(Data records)
★ ★ ★ ★ ★

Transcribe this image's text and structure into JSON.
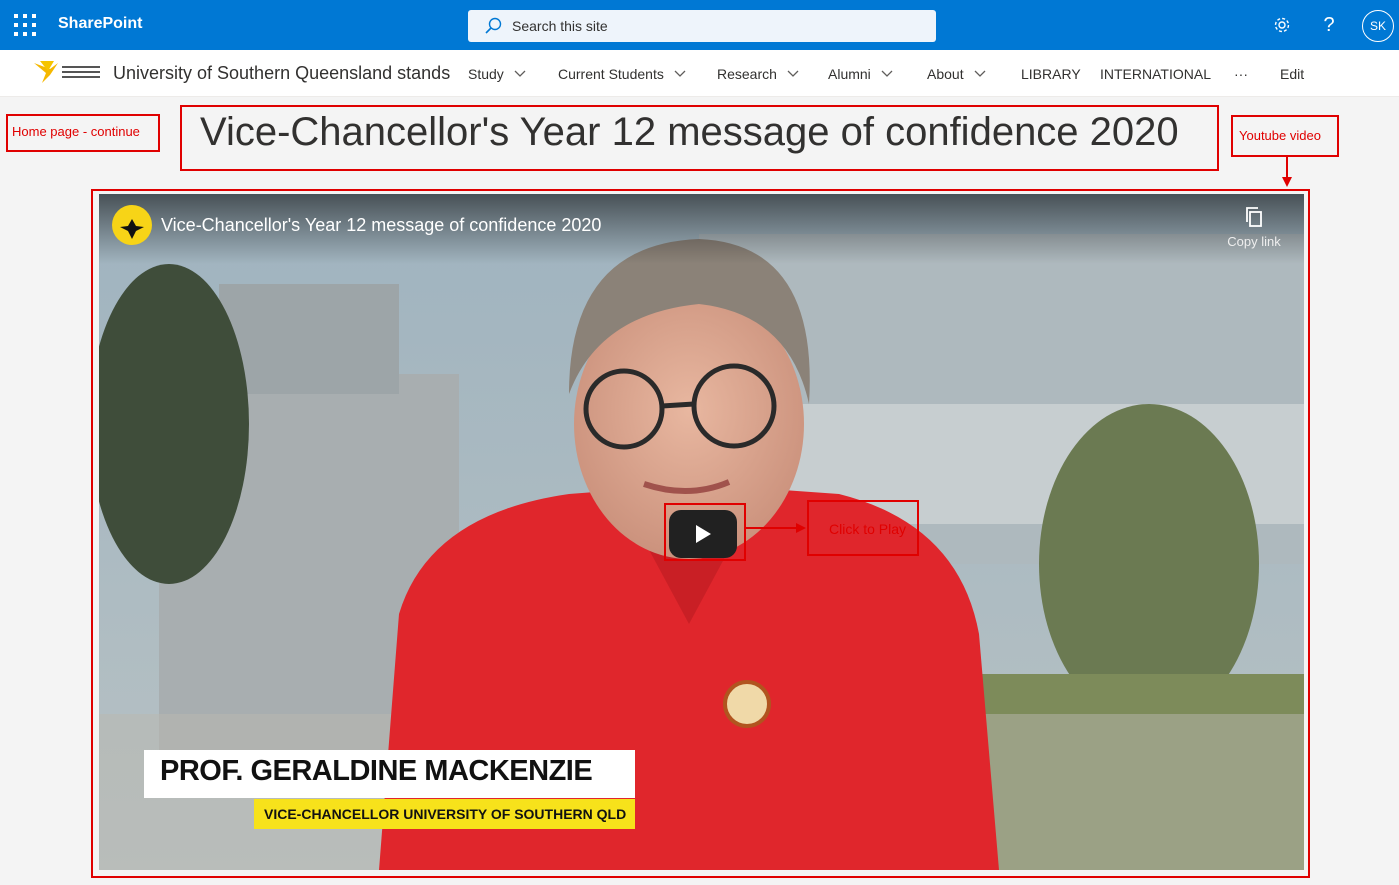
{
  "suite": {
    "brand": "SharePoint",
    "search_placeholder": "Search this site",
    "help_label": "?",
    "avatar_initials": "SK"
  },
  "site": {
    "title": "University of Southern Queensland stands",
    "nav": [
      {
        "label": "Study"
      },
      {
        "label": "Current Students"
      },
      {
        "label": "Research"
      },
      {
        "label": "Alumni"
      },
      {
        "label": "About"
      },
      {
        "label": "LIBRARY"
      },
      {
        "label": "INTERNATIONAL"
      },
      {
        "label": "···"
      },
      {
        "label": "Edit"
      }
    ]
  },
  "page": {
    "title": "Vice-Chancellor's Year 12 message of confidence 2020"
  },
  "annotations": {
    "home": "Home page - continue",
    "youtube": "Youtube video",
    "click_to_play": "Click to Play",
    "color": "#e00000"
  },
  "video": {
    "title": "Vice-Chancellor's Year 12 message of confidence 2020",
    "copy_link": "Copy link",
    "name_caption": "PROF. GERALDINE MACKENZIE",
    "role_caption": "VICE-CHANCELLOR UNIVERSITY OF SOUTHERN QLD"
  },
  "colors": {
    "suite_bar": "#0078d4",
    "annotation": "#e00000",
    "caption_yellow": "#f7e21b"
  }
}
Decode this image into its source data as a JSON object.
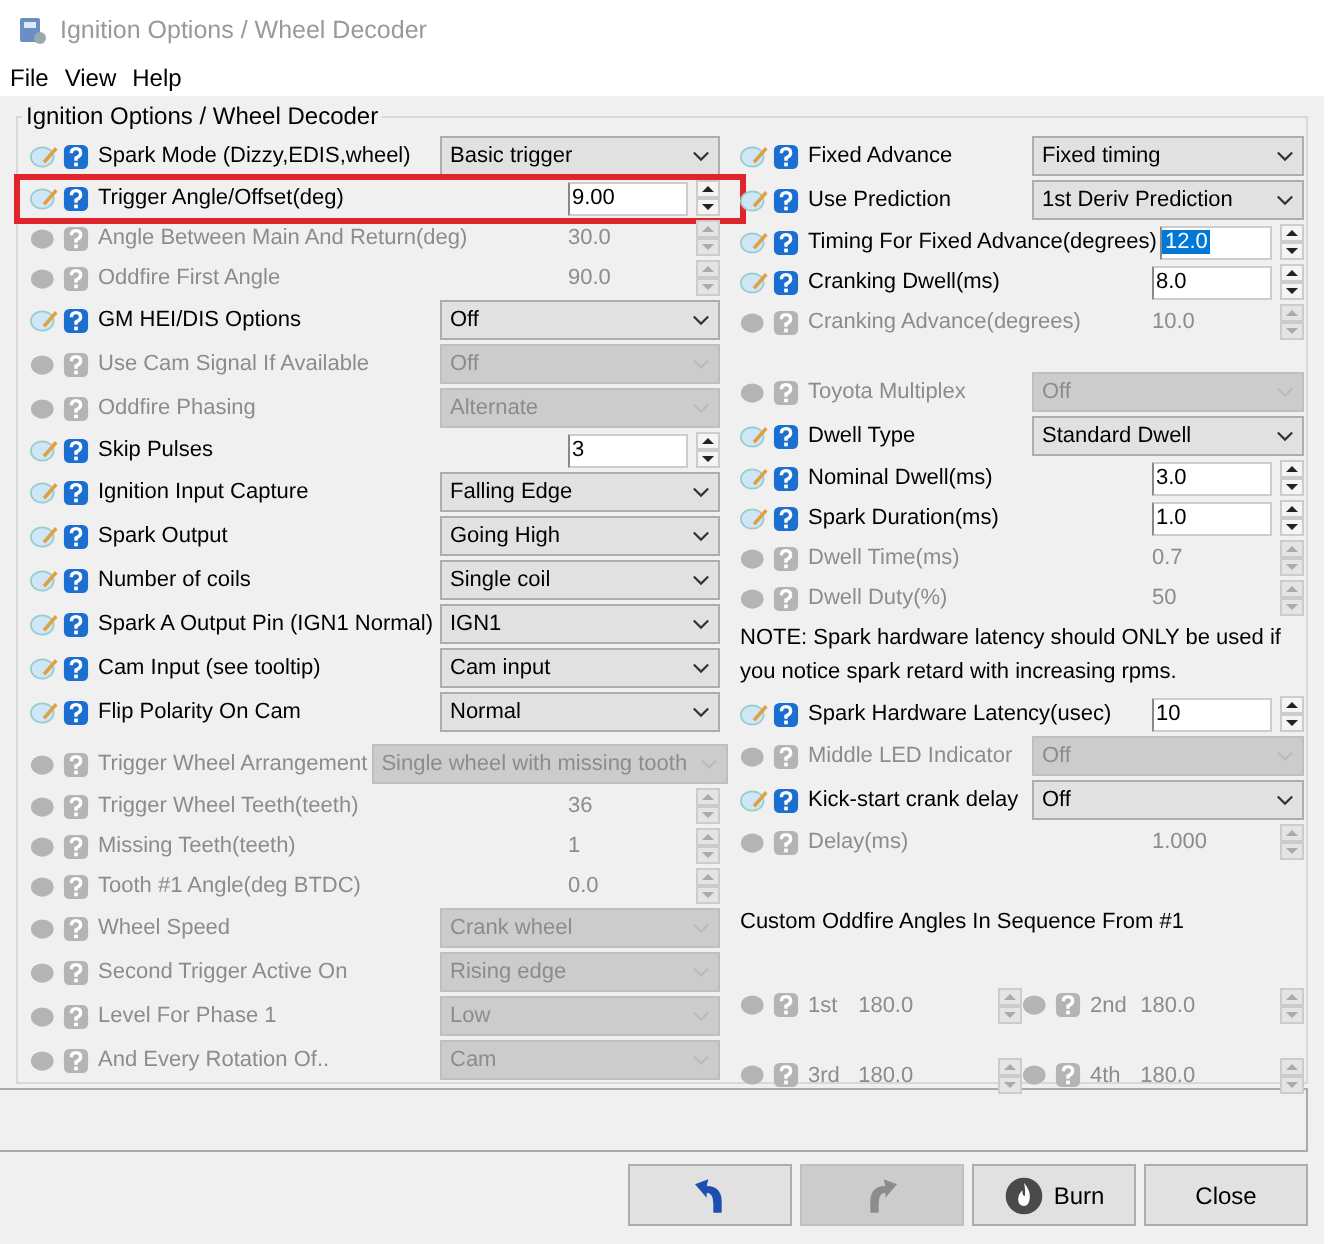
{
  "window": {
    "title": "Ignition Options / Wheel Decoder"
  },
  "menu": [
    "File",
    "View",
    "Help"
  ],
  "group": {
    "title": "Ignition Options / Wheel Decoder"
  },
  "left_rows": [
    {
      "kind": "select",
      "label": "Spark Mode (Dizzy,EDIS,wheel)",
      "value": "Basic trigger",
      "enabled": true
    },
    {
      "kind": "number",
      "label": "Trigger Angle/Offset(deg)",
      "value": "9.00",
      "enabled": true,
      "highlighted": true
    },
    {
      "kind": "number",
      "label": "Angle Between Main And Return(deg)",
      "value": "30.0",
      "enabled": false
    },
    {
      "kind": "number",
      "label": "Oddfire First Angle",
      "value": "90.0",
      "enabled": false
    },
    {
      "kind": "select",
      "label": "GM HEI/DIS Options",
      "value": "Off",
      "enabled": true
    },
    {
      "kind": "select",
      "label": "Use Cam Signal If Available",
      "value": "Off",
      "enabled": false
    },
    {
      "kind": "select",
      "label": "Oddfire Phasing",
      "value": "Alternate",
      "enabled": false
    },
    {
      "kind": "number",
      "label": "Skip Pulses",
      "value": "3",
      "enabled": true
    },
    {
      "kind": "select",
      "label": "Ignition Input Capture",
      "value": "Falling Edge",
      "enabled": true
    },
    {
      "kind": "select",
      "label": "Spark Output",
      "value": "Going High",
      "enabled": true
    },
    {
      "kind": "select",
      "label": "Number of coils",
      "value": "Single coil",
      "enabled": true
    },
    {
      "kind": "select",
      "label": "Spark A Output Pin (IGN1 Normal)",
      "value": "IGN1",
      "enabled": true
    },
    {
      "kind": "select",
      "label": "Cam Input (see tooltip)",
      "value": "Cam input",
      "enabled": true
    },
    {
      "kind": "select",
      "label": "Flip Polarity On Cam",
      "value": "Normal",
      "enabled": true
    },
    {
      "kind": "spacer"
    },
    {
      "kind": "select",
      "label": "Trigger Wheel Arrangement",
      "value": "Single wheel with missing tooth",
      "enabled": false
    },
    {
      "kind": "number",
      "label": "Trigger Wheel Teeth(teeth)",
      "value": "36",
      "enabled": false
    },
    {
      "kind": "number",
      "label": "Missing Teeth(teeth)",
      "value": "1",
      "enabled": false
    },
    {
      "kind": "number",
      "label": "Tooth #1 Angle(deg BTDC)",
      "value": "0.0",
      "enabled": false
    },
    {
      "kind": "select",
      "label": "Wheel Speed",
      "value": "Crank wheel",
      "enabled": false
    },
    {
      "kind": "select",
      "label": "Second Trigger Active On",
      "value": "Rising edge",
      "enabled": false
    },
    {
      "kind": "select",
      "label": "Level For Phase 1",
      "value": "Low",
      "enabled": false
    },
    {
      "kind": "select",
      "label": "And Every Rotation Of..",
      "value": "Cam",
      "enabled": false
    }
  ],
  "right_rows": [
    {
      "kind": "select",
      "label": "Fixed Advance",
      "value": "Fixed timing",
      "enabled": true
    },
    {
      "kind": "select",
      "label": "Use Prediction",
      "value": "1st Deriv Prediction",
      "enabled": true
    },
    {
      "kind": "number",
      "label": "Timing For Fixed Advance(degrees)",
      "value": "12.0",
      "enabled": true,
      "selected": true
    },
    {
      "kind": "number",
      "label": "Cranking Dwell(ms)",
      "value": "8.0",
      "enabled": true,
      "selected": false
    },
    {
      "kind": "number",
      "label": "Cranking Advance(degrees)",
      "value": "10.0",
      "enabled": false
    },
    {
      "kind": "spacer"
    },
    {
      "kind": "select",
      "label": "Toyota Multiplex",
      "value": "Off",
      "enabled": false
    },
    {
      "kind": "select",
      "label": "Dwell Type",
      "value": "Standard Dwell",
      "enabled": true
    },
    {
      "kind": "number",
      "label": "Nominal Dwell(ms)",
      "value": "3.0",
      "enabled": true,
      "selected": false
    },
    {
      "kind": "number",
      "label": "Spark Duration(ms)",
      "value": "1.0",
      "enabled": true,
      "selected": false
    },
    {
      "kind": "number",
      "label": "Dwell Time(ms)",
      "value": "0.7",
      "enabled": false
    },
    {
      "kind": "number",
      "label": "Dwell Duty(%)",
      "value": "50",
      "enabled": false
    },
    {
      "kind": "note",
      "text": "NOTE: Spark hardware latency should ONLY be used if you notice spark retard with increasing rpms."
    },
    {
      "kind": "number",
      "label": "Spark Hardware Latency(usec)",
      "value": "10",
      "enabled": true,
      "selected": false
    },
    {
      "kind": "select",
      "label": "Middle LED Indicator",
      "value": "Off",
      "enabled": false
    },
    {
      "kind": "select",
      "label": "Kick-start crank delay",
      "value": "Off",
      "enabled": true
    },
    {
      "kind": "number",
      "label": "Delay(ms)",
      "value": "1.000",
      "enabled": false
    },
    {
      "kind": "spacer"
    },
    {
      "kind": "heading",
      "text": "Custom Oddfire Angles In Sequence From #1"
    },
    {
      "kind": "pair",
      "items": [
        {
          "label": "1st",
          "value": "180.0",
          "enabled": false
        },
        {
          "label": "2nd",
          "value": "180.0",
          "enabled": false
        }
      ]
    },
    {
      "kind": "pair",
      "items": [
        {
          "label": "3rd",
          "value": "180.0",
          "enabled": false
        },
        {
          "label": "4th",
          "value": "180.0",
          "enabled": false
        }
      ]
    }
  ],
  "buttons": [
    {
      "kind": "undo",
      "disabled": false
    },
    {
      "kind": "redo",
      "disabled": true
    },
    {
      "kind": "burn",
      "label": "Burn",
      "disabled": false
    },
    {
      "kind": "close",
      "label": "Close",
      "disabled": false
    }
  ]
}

★ ★ ★ ★ ★

* Stated exercise
Search the records above for "JSON". Copy each line where it is found.

* The solution
Transcribe this image's text and structure into JSON.
Decode this image into its source data as a JSON object.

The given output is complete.